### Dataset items
+ + + + +

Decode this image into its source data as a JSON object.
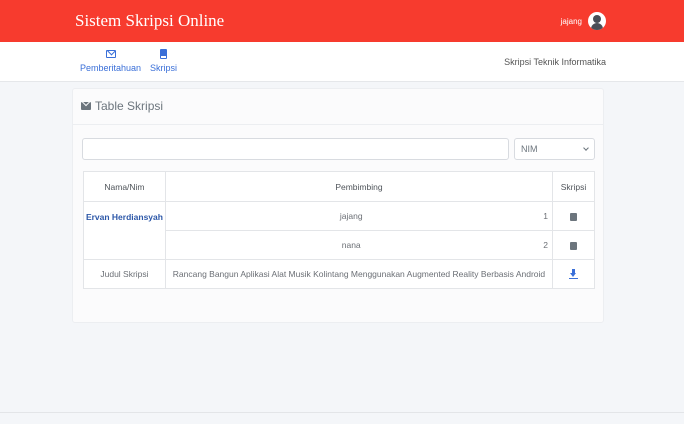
{
  "header": {
    "title": "Sistem Skripsi Online",
    "user_name": "jajang",
    "accent_color": "#f73b2e"
  },
  "nav": {
    "items": [
      {
        "label": "Pemberitahuan",
        "icon": "envelope-icon"
      },
      {
        "label": "Skripsi",
        "icon": "book-icon"
      }
    ],
    "right_text": "Skripsi Teknik Informatika"
  },
  "panel": {
    "title": "Table Skripsi",
    "title_icon": "envelope-icon"
  },
  "search": {
    "value": "",
    "placeholder": ""
  },
  "filter": {
    "selected": "NIM"
  },
  "table": {
    "headers": [
      "Nama/Nim",
      "Pembimbing",
      "Skripsi"
    ],
    "student_name": "Ervan Herdiansyah",
    "supervisors": [
      {
        "name": "jajang",
        "order": "1"
      },
      {
        "name": "nana",
        "order": "2"
      }
    ],
    "thesis_label": "Judul Skripsi",
    "thesis_title": "Rancang Bangun Aplikasi Alat Musik Kolintang Menggunakan Augmented Reality Berbasis Android"
  }
}
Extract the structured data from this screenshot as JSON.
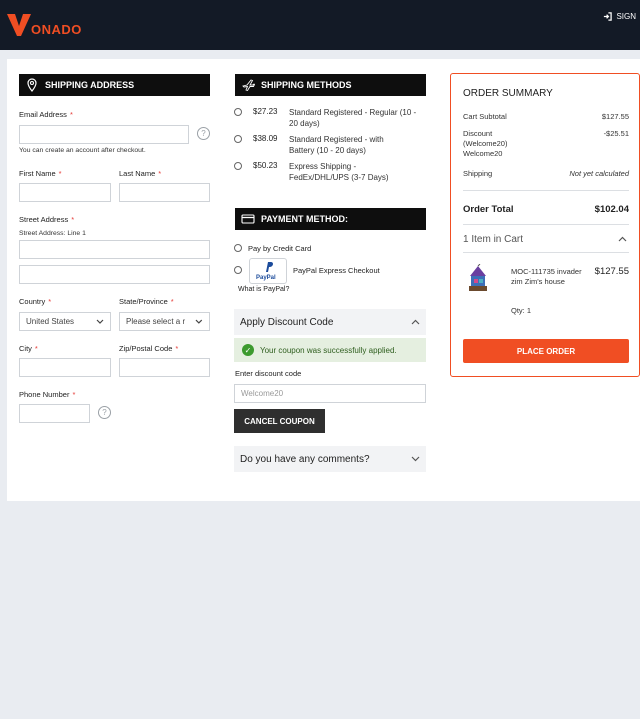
{
  "header": {
    "logo_text": "ONADO",
    "signin_label": "SIGN",
    "brand_color": "#f04e23"
  },
  "shipping_address": {
    "title": "SHIPPING ADDRESS",
    "email_label": "Email Address",
    "email_hint": "You can create an account after checkout.",
    "first_name_label": "First Name",
    "last_name_label": "Last Name",
    "street_label": "Street Address",
    "street_line1_label": "Street Address: Line 1",
    "country_label": "Country",
    "country_value": "United States",
    "state_label": "State/Province",
    "state_placeholder": "Please select a r",
    "city_label": "City",
    "zip_label": "Zip/Postal Code",
    "phone_label": "Phone Number",
    "required_mark": "*"
  },
  "shipping_methods": {
    "title": "SHIPPING METHODS",
    "options": [
      {
        "price": "$27.23",
        "name": "Standard Registered - Regular (10 - 20 days)"
      },
      {
        "price": "$38.09",
        "name": "Standard Registered - with Battery (10 - 20 days)"
      },
      {
        "price": "$50.23",
        "name": "Express Shipping - FedEx/DHL/UPS (3-7 Days)"
      }
    ]
  },
  "payment": {
    "title": "PAYMENT METHOD:",
    "credit_card_label": "Pay by Credit Card",
    "paypal_label": "PayPal Express Checkout",
    "paypal_logo_text": "PayPal",
    "paypal_link": "What is PayPal?"
  },
  "discount": {
    "title": "Apply Discount Code",
    "success_message": "Your coupon was successfully applied.",
    "code_label": "Enter discount code",
    "code_value": "Welcome20",
    "cancel_button": "CANCEL COUPON"
  },
  "comments": {
    "title": "Do you have any comments?"
  },
  "order_summary": {
    "title": "ORDER SUMMARY",
    "subtotal_label": "Cart Subtotal",
    "subtotal_value": "$127.55",
    "discount_label_line1": "Discount",
    "discount_label_line2": "(Welcome20)",
    "discount_label_line3": "Welcome20",
    "discount_value": "-$25.51",
    "shipping_label": "Shipping",
    "shipping_value": "Not yet calculated",
    "total_label": "Order Total",
    "total_value": "$102.04",
    "items_in_cart": "1 Item in Cart",
    "item": {
      "name_line1": "MOC-111735 invader",
      "name_line2": "zim Zim's house",
      "price": "$127.55",
      "qty": "Qty: 1"
    },
    "place_order": "PLACE ORDER"
  }
}
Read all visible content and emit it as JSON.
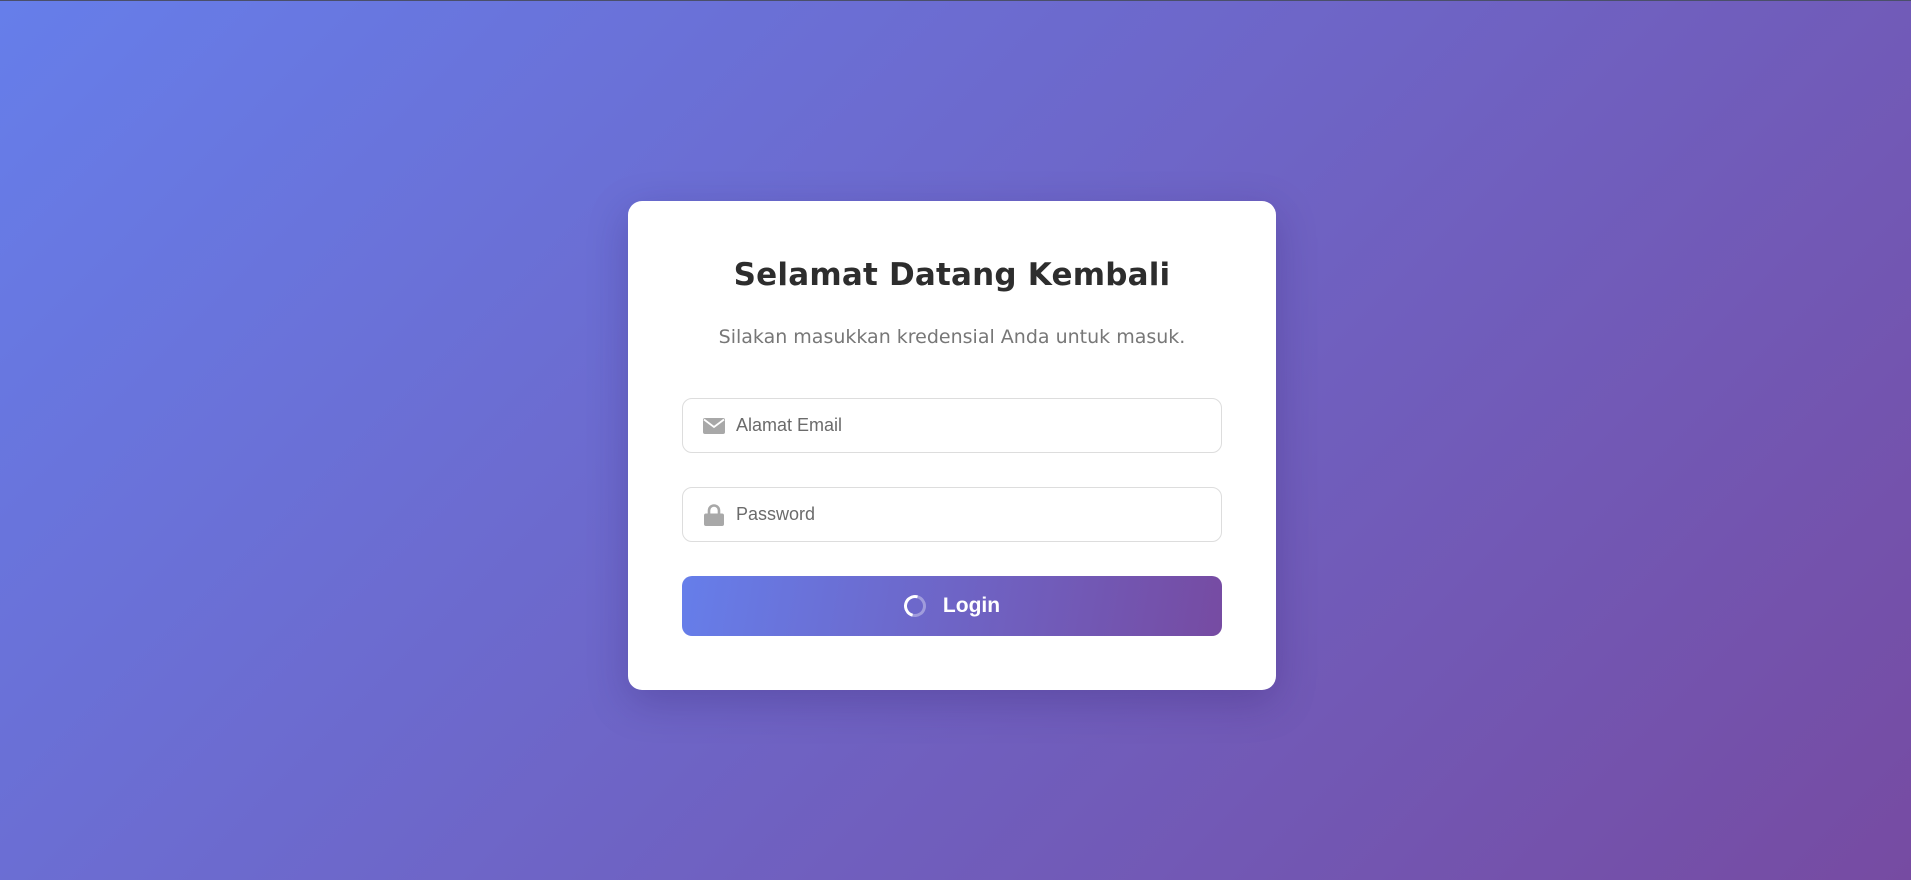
{
  "login_card": {
    "title": "Selamat Datang Kembali",
    "subtitle": "Silakan masukkan kredensial Anda untuk masuk.",
    "email": {
      "icon": "envelope-icon",
      "placeholder": "Alamat Email",
      "value": ""
    },
    "password": {
      "icon": "lock-icon",
      "placeholder": "Password",
      "value": ""
    },
    "submit": {
      "label": "Login",
      "state": "loading",
      "spinner_icon": "spinner-icon"
    }
  },
  "colors": {
    "gradient_start": "#667eea",
    "gradient_end": "#764ba2",
    "title": "#2d2d2d",
    "subtitle": "#777777",
    "icon": "#a8a8a8"
  }
}
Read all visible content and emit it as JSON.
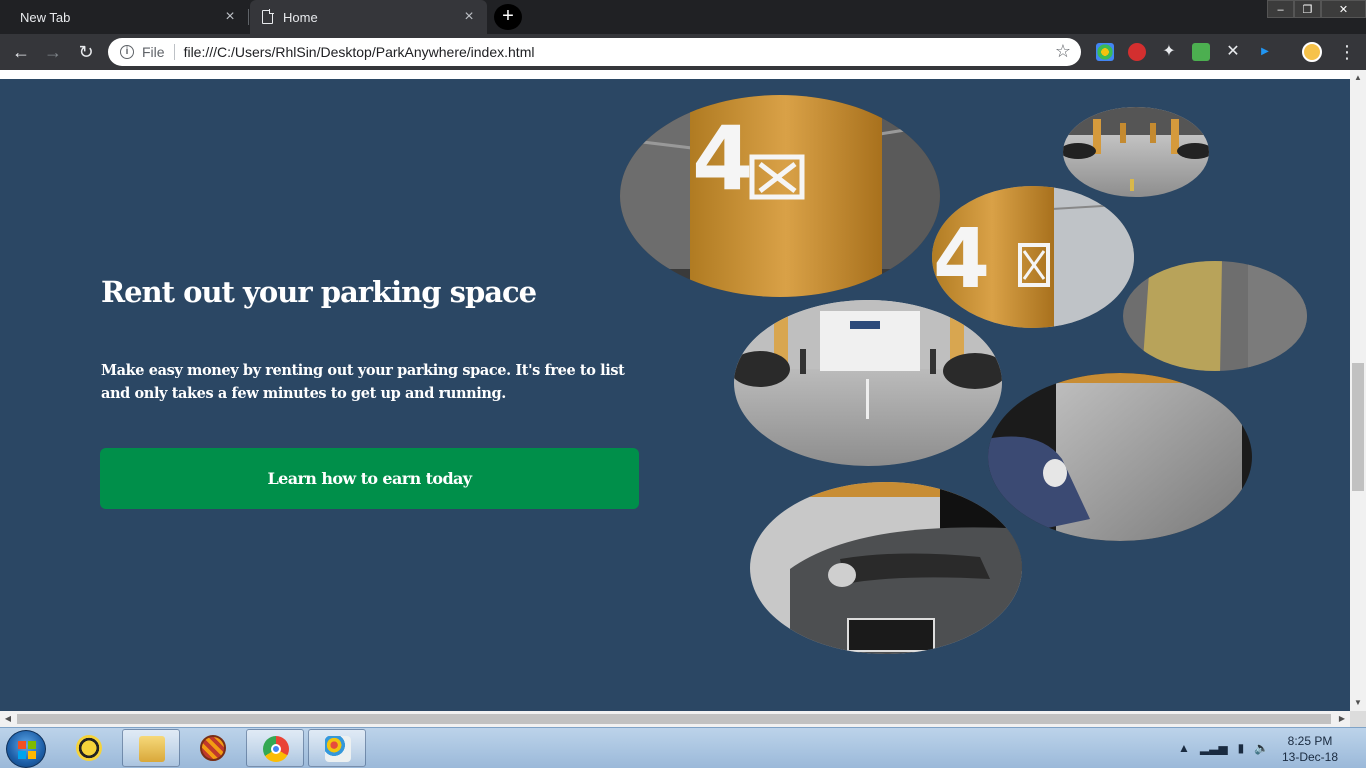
{
  "tabs": [
    {
      "label": "New Tab"
    },
    {
      "label": "Home"
    }
  ],
  "tab_close_glyph": "×",
  "new_tab_glyph": "+",
  "window_controls": {
    "minimize": "–",
    "maximize": "❐",
    "close": "✕"
  },
  "toolbar": {
    "back": "←",
    "forward": "→",
    "reload": "↻",
    "scheme": "File",
    "url": "file:///C:/Users/RhlSin/Desktop/ParkAnywhere/index.html",
    "bookmark_icon": "star-icon",
    "menu_glyph": "⋮"
  },
  "page": {
    "background": "#2b4764",
    "headline": "Rent out your parking space",
    "subtext": "Make easy money by renting out your parking space. It's free to list and only takes a few minutes to get up and running.",
    "cta_label": "Learn how to earn today",
    "cta_color": "#008f4a"
  },
  "taskbar": {
    "time": "8:25 PM",
    "date": "13-Dec-18",
    "tray_expand": "▲"
  }
}
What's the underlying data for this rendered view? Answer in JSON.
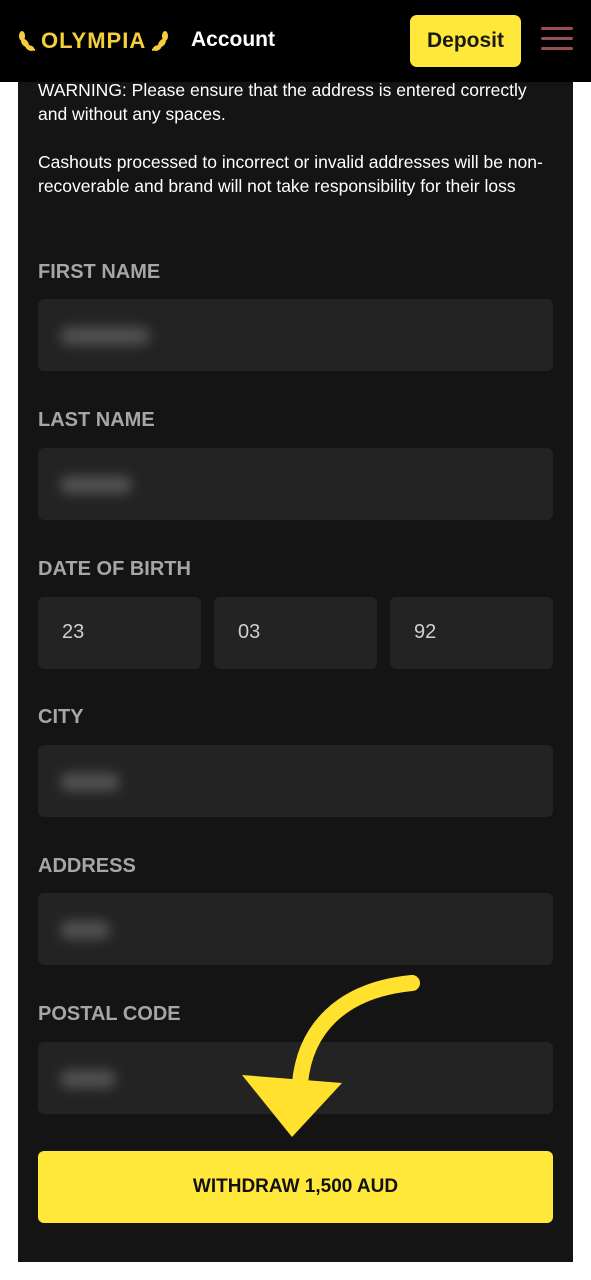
{
  "header": {
    "logo_text": "OLYMPIA",
    "title": "Account",
    "deposit_label": "Deposit",
    "menu_icon": "hamburger-menu-icon"
  },
  "warning": {
    "line1": "WARNING: Please ensure that the address is entered correctly and without any spaces.",
    "line2": "Cashouts processed to incorrect or invalid addresses will be non-recoverable and brand will not take responsibility for their loss"
  },
  "form": {
    "first_name_label": "FIRST NAME",
    "last_name_label": "LAST NAME",
    "dob_label": "DATE OF BIRTH",
    "dob_day": "23",
    "dob_month": "03",
    "dob_year": "92",
    "city_label": "CITY",
    "address_label": "ADDRESS",
    "postal_code_label": "POSTAL CODE"
  },
  "withdraw_label": "WITHDRAW 1,500 AUD",
  "colors": {
    "accent": "#ffe83a",
    "background": "#141414",
    "field": "#232323"
  }
}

+ + + + +

Pictures are to be left out; the records above must be repeated word for word.

### OUTPUT
Decode this image into its source data as a JSON object.
{
  "header": {
    "title": "Sistem Skripsi Online",
    "user_name": "jajang",
    "accent_color": "#f73b2e"
  },
  "nav": {
    "items": [
      {
        "label": "Pemberitahuan",
        "icon": "envelope-icon"
      },
      {
        "label": "Skripsi",
        "icon": "book-icon"
      }
    ],
    "right_text": "Skripsi Teknik Informatika"
  },
  "panel": {
    "title": "Table Skripsi",
    "title_icon": "envelope-icon"
  },
  "search": {
    "value": "",
    "placeholder": ""
  },
  "filter": {
    "selected": "NIM"
  },
  "table": {
    "headers": [
      "Nama/Nim",
      "Pembimbing",
      "Skripsi"
    ],
    "student_name": "Ervan Herdiansyah",
    "supervisors": [
      {
        "name": "jajang",
        "order": "1"
      },
      {
        "name": "nana",
        "order": "2"
      }
    ],
    "thesis_label": "Judul Skripsi",
    "thesis_title": "Rancang Bangun Aplikasi Alat Musik Kolintang Menggunakan Augmented Reality Berbasis Android"
  }
}
Extract the structured data from this screenshot as JSON.
{
  "header": {
    "logo_text": "ONADO",
    "signin_label": "SIGN",
    "brand_color": "#f04e23"
  },
  "shipping_address": {
    "title": "SHIPPING ADDRESS",
    "email_label": "Email Address",
    "email_hint": "You can create an account after checkout.",
    "first_name_label": "First Name",
    "last_name_label": "Last Name",
    "street_label": "Street Address",
    "street_line1_label": "Street Address: Line 1",
    "country_label": "Country",
    "country_value": "United States",
    "state_label": "State/Province",
    "state_placeholder": "Please select a r",
    "city_label": "City",
    "zip_label": "Zip/Postal Code",
    "phone_label": "Phone Number",
    "required_mark": "*"
  },
  "shipping_methods": {
    "title": "SHIPPING METHODS",
    "options": [
      {
        "price": "$27.23",
        "name": "Standard Registered - Regular (10 - 20 days)"
      },
      {
        "price": "$38.09",
        "name": "Standard Registered - with Battery (10 - 20 days)"
      },
      {
        "price": "$50.23",
        "name": "Express Shipping - FedEx/DHL/UPS (3-7 Days)"
      }
    ]
  },
  "payment": {
    "title": "PAYMENT METHOD:",
    "credit_card_label": "Pay by Credit Card",
    "paypal_label": "PayPal Express Checkout",
    "paypal_logo_text": "PayPal",
    "paypal_link": "What is PayPal?"
  },
  "discount": {
    "title": "Apply Discount Code",
    "success_message": "Your coupon was successfully applied.",
    "code_label": "Enter discount code",
    "code_value": "Welcome20",
    "cancel_button": "CANCEL COUPON"
  },
  "comments": {
    "title": "Do you have any comments?"
  },
  "order_summary": {
    "title": "ORDER SUMMARY",
    "subtotal_label": "Cart Subtotal",
    "subtotal_value": "$127.55",
    "discount_label_line1": "Discount",
    "discount_label_line2": "(Welcome20)",
    "discount_label_line3": "Welcome20",
    "discount_value": "-$25.51",
    "shipping_label": "Shipping",
    "shipping_value": "Not yet calculated",
    "total_label": "Order Total",
    "total_value": "$102.04",
    "items_in_cart": "1 Item in Cart",
    "item": {
      "name_line1": "MOC-111735 invader",
      "name_line2": "zim Zim's house",
      "price": "$127.55",
      "qty": "Qty: 1"
    },
    "place_order": "PLACE ORDER"
  }
}
Read all visible content and emit it as JSON.
{
  "login_card": {
    "title": "Selamat Datang Kembali",
    "subtitle": "Silakan masukkan kredensial Anda untuk masuk.",
    "email": {
      "icon": "envelope-icon",
      "placeholder": "Alamat Email",
      "value": ""
    },
    "password": {
      "icon": "lock-icon",
      "placeholder": "Password",
      "value": ""
    },
    "submit": {
      "label": "Login",
      "state": "loading",
      "spinner_icon": "spinner-icon"
    }
  },
  "colors": {
    "gradient_start": "#667eea",
    "gradient_end": "#764ba2",
    "title": "#2d2d2d",
    "subtitle": "#777777",
    "icon": "#a8a8a8"
  }
}
Read all visible content and emit it as JSON.
{
  "tabs": [
    {
      "label": "New Tab"
    },
    {
      "label": "Home"
    }
  ],
  "tab_close_glyph": "×",
  "new_tab_glyph": "+",
  "window_controls": {
    "minimize": "–",
    "maximize": "❐",
    "close": "✕"
  },
  "toolbar": {
    "back": "←",
    "forward": "→",
    "reload": "↻",
    "scheme": "File",
    "url": "file:///C:/Users/RhlSin/Desktop/ParkAnywhere/index.html",
    "bookmark_icon": "star-icon",
    "menu_glyph": "⋮"
  },
  "page": {
    "background": "#2b4764",
    "headline": "Rent out your parking space",
    "subtext": "Make easy money by renting out your parking space. It's free to list and only takes a few minutes to get up and running.",
    "cta_label": "Learn how to earn today",
    "cta_color": "#008f4a"
  },
  "taskbar": {
    "time": "8:25 PM",
    "date": "13-Dec-18",
    "tray_expand": "▲"
  }
}
What's the underlying data for this rendered view? Answer in JSON.
{
  "header": {
    "logo_text": "OLYMPIA",
    "title": "Account",
    "deposit_label": "Deposit",
    "menu_icon": "hamburger-menu-icon"
  },
  "warning": {
    "line1": "WARNING: Please ensure that the address is entered correctly and without any spaces.",
    "line2": "Cashouts processed to incorrect or invalid addresses will be non-recoverable and brand will not take responsibility for their loss"
  },
  "form": {
    "first_name_label": "FIRST NAME",
    "last_name_label": "LAST NAME",
    "dob_label": "DATE OF BIRTH",
    "dob_day": "23",
    "dob_month": "03",
    "dob_year": "92",
    "city_label": "CITY",
    "address_label": "ADDRESS",
    "postal_code_label": "POSTAL CODE"
  },
  "withdraw_label": "WITHDRAW 1,500 AUD",
  "colors": {
    "accent": "#ffe83a",
    "background": "#141414",
    "field": "#232323"
  }
}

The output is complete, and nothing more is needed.